[Exercise directions]
Copy all of the records below verbatim.

[Record extracts]
==================================================

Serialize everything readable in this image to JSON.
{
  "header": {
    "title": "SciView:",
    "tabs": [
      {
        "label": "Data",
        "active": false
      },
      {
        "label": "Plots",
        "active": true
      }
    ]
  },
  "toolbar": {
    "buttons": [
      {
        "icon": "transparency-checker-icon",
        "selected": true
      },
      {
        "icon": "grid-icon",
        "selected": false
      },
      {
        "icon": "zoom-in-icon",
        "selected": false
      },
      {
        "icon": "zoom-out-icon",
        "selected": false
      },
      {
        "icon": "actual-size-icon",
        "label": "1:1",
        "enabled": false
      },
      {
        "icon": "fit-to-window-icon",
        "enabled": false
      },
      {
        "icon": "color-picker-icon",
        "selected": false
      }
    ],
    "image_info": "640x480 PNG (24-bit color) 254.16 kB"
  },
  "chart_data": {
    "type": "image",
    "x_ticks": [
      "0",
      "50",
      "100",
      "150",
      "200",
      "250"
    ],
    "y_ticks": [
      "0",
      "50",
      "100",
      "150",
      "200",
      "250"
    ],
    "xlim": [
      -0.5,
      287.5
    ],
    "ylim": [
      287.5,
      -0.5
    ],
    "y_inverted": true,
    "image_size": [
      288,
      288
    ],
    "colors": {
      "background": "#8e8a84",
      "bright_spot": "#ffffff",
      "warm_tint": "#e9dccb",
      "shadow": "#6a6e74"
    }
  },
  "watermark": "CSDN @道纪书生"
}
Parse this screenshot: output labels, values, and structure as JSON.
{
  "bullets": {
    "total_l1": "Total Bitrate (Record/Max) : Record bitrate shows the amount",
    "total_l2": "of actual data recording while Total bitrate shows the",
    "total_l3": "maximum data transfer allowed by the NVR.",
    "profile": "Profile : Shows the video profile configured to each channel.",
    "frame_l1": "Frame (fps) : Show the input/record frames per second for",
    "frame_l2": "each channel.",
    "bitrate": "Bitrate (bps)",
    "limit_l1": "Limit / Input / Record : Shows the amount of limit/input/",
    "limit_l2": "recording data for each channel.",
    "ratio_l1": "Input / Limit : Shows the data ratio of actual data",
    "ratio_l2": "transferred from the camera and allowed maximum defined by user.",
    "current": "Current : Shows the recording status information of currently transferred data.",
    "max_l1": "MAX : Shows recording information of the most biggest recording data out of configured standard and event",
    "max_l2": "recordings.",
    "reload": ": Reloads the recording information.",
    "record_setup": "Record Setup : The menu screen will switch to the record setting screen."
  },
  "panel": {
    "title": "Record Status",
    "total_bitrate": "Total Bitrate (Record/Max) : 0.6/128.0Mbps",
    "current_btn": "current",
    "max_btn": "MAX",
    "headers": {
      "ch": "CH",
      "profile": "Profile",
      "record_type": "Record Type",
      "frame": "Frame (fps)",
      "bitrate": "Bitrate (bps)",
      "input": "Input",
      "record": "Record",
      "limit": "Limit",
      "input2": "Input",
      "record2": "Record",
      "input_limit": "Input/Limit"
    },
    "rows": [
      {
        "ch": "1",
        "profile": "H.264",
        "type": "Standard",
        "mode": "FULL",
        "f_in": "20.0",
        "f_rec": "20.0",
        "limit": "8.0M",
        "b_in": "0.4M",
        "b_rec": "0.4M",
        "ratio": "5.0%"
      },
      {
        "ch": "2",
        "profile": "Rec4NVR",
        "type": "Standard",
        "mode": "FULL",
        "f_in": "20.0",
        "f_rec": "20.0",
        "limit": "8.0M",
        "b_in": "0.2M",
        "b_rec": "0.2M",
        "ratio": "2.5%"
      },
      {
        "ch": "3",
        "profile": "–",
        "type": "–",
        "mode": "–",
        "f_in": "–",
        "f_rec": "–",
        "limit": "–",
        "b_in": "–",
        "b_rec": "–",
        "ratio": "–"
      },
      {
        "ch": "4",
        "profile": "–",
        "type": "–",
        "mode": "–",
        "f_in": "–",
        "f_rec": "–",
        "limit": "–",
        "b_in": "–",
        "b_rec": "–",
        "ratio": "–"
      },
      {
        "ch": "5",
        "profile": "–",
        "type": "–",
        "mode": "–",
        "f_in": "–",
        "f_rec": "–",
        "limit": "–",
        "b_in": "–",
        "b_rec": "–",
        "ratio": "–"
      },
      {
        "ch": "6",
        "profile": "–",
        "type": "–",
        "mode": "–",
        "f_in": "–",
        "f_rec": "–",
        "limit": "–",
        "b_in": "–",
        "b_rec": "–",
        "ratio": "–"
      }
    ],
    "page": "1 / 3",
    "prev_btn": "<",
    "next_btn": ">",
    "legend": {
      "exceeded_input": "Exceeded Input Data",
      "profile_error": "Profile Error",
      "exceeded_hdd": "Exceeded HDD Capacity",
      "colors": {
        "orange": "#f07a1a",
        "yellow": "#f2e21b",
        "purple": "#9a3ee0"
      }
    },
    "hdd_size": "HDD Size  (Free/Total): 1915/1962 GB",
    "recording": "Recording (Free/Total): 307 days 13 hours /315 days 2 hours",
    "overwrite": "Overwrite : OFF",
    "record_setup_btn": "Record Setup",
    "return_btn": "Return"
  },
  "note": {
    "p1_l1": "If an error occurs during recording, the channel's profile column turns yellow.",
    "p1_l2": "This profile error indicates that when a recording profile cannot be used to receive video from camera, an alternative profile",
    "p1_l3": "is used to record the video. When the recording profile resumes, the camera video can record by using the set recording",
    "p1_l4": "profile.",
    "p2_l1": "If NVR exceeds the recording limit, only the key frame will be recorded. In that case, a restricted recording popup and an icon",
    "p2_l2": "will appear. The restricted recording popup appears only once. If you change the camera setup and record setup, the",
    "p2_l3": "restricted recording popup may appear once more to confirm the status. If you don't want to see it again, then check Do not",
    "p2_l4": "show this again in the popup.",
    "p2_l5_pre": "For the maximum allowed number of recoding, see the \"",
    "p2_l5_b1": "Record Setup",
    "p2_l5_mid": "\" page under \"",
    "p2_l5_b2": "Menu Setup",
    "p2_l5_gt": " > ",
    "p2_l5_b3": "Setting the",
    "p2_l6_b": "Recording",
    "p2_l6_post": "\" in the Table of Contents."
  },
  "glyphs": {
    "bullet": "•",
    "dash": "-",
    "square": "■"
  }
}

==================================================

[Problem solution]
Serialize everything readable in this image to JSON.
{
  "header": {
    "title": "SciView:",
    "tabs": [
      {
        "label": "Data",
        "active": false
      },
      {
        "label": "Plots",
        "active": true
      }
    ]
  },
  "toolbar": {
    "buttons": [
      {
        "icon": "transparency-checker-icon",
        "selected": true
      },
      {
        "icon": "grid-icon",
        "selected": false
      },
      {
        "icon": "zoom-in-icon",
        "selected": false
      },
      {
        "icon": "zoom-out-icon",
        "selected": false
      },
      {
        "icon": "actual-size-icon",
        "label": "1:1",
        "enabled": false
      },
      {
        "icon": "fit-to-window-icon",
        "enabled": false
      },
      {
        "icon": "color-picker-icon",
        "selected": false
      }
    ],
    "image_info": "640x480 PNG (24-bit color) 254.16 kB"
  },
  "chart_data": {
    "type": "image",
    "x_ticks": [
      "0",
      "50",
      "100",
      "150",
      "200",
      "250"
    ],
    "y_ticks": [
      "0",
      "50",
      "100",
      "150",
      "200",
      "250"
    ],
    "xlim": [
      -0.5,
      287.5
    ],
    "ylim": [
      287.5,
      -0.5
    ],
    "y_inverted": true,
    "image_size": [
      288,
      288
    ],
    "colors": {
      "background": "#8e8a84",
      "bright_spot": "#ffffff",
      "warm_tint": "#e9dccb",
      "shadow": "#6a6e74"
    }
  },
  "watermark": "CSDN @道纪书生"
}
Parse this screenshot: output labels, values, and structure as JSON.
{
  "bullets": {
    "total_l1": "Total Bitrate (Record/Max) : Record bitrate shows the amount",
    "total_l2": "of actual data recording while Total bitrate shows the",
    "total_l3": "maximum data transfer allowed by the NVR.",
    "profile": "Profile : Shows the video profile configured to each channel.",
    "frame_l1": "Frame (fps) : Show the input/record frames per second for",
    "frame_l2": "each channel.",
    "bitrate": "Bitrate (bps)",
    "limit_l1": "Limit / Input / Record : Shows the amount of limit/input/",
    "limit_l2": "recording data for each channel.",
    "ratio_l1": "Input / Limit : Shows the data ratio of actual data",
    "ratio_l2": "transferred from the camera and allowed maximum defined by user.",
    "current": "Current : Shows the recording status information of currently transferred data.",
    "max_l1": "MAX : Shows recording information of the most biggest recording data out of configured standard and event",
    "max_l2": "recordings.",
    "reload": ": Reloads the recording information.",
    "record_setup": "Record Setup : The menu screen will switch to the record setting screen."
  },
  "panel": {
    "title": "Record Status",
    "total_bitrate": "Total Bitrate (Record/Max) : 0.6/128.0Mbps",
    "current_btn": "current",
    "max_btn": "MAX",
    "headers": {
      "ch": "CH",
      "profile": "Profile",
      "record_type": "Record Type",
      "frame": "Frame (fps)",
      "bitrate": "Bitrate (bps)",
      "input": "Input",
      "record": "Record",
      "limit": "Limit",
      "input2": "Input",
      "record2": "Record",
      "input_limit": "Input/Limit"
    },
    "rows": [
      {
        "ch": "1",
        "profile": "H.264",
        "type": "Standard",
        "mode": "FULL",
        "f_in": "20.0",
        "f_rec": "20.0",
        "limit": "8.0M",
        "b_in": "0.4M",
        "b_rec": "0.4M",
        "ratio": "5.0%"
      },
      {
        "ch": "2",
        "profile": "Rec4NVR",
        "type": "Standard",
        "mode": "FULL",
        "f_in": "20.0",
        "f_rec": "20.0",
        "limit": "8.0M",
        "b_in": "0.2M",
        "b_rec": "0.2M",
        "ratio": "2.5%"
      },
      {
        "ch": "3",
        "profile": "–",
        "type": "–",
        "mode": "–",
        "f_in": "–",
        "f_rec": "–",
        "limit": "–",
        "b_in": "–",
        "b_rec": "–",
        "ratio": "–"
      },
      {
        "ch": "4",
        "profile": "–",
        "type": "–",
        "mode": "–",
        "f_in": "–",
        "f_rec": "–",
        "limit": "–",
        "b_in": "–",
        "b_rec": "–",
        "ratio": "–"
      },
      {
        "ch": "5",
        "profile": "–",
        "type": "–",
        "mode": "–",
        "f_in": "–",
        "f_rec": "–",
        "limit": "–",
        "b_in": "–",
        "b_rec": "–",
        "ratio": "–"
      },
      {
        "ch": "6",
        "profile": "–",
        "type": "–",
        "mode": "–",
        "f_in": "–",
        "f_rec": "–",
        "limit": "–",
        "b_in": "–",
        "b_rec": "–",
        "ratio": "–"
      }
    ],
    "page": "1 / 3",
    "prev_btn": "<",
    "next_btn": ">",
    "legend": {
      "exceeded_input": "Exceeded Input Data",
      "profile_error": "Profile Error",
      "exceeded_hdd": "Exceeded HDD Capacity",
      "colors": {
        "orange": "#f07a1a",
        "yellow": "#f2e21b",
        "purple": "#9a3ee0"
      }
    },
    "hdd_size": "HDD Size  (Free/Total): 1915/1962 GB",
    "recording": "Recording (Free/Total): 307 days 13 hours /315 days 2 hours",
    "overwrite": "Overwrite : OFF",
    "record_setup_btn": "Record Setup",
    "return_btn": "Return"
  },
  "note": {
    "p1_l1": "If an error occurs during recording, the channel's profile column turns yellow.",
    "p1_l2": "This profile error indicates that when a recording profile cannot be used to receive video from camera, an alternative profile",
    "p1_l3": "is used to record the video. When the recording profile resumes, the camera video can record by using the set recording",
    "p1_l4": "profile.",
    "p2_l1": "If NVR exceeds the recording limit, only the key frame will be recorded. In that case, a restricted recording popup and an icon",
    "p2_l2": "will appear. The restricted recording popup appears only once. If you change the camera setup and record setup, the",
    "p2_l3": "restricted recording popup may appear once more to confirm the status. If you don't want to see it again, then check Do not",
    "p2_l4": "show this again in the popup.",
    "p2_l5_pre": "For the maximum allowed number of recoding, see the \"",
    "p2_l5_b1": "Record Setup",
    "p2_l5_mid": "\" page under \"",
    "p2_l5_b2": "Menu Setup",
    "p2_l5_gt": " > ",
    "p2_l5_b3": "Setting the",
    "p2_l6_b": "Recording",
    "p2_l6_post": "\" in the Table of Contents."
  },
  "glyphs": {
    "bullet": "•",
    "dash": "-",
    "square": "■"
  }
}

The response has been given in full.